_WRITTEN PROBLEM_
Scan the lines below for the string "Prop" and copy every one that has it.

----

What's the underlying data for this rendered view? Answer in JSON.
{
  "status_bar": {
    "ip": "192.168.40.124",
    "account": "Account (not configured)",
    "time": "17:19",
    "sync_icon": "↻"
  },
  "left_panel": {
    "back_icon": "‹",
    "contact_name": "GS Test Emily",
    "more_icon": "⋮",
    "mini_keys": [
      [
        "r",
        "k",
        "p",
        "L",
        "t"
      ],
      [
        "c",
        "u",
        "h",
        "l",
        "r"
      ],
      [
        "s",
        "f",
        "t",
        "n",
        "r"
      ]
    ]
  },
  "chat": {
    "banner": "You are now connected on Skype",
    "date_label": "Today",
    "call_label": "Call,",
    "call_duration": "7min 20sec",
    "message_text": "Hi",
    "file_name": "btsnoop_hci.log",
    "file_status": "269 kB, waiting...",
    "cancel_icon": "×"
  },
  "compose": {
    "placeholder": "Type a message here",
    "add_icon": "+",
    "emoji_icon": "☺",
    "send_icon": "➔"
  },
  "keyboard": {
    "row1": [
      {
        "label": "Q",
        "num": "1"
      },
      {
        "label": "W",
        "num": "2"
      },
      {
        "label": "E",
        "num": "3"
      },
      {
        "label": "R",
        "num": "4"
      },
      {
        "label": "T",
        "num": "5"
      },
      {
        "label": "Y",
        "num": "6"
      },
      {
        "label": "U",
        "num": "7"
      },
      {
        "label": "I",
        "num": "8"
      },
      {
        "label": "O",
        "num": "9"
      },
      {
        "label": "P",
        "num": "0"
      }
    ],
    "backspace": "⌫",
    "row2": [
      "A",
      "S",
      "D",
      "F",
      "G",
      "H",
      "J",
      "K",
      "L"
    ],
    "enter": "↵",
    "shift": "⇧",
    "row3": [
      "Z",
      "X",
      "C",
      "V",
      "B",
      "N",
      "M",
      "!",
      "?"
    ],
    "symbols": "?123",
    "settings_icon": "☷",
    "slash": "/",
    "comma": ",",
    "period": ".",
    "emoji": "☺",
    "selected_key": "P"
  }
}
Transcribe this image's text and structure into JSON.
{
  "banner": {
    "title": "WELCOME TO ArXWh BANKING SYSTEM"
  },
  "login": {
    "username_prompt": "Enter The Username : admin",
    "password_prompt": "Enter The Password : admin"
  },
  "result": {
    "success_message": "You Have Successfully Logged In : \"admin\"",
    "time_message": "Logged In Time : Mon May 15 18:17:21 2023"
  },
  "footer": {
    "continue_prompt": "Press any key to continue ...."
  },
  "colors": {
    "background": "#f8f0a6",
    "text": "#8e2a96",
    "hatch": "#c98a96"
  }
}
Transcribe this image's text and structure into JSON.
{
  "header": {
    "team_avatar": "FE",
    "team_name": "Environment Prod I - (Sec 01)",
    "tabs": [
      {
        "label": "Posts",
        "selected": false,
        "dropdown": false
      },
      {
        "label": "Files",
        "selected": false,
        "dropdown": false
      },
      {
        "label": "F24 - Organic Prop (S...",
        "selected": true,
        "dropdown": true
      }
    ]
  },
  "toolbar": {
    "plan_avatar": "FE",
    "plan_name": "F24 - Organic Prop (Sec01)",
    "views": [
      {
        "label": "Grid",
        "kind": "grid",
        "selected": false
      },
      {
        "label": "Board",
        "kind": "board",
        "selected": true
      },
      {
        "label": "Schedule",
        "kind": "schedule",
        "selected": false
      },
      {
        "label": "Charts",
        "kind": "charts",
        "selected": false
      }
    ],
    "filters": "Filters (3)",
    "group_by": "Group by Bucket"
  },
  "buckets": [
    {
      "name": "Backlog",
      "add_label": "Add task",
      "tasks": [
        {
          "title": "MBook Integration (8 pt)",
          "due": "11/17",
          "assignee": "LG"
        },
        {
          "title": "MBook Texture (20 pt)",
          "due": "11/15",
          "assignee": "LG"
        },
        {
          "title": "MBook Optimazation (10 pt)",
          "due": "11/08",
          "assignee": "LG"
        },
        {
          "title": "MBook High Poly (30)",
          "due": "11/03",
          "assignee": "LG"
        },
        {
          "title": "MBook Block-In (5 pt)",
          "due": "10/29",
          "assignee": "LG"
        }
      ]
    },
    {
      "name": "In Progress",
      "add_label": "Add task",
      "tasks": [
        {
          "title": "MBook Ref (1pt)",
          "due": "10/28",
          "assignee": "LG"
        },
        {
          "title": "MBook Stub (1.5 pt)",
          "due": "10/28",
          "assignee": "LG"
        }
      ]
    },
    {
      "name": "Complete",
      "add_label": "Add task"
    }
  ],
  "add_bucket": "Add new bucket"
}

----

_COMPLETED EXERCISE_
        "label": "F24 - Organic Prop (S...",
    "plan_name": "F24 - Organic Prop (Sec01)",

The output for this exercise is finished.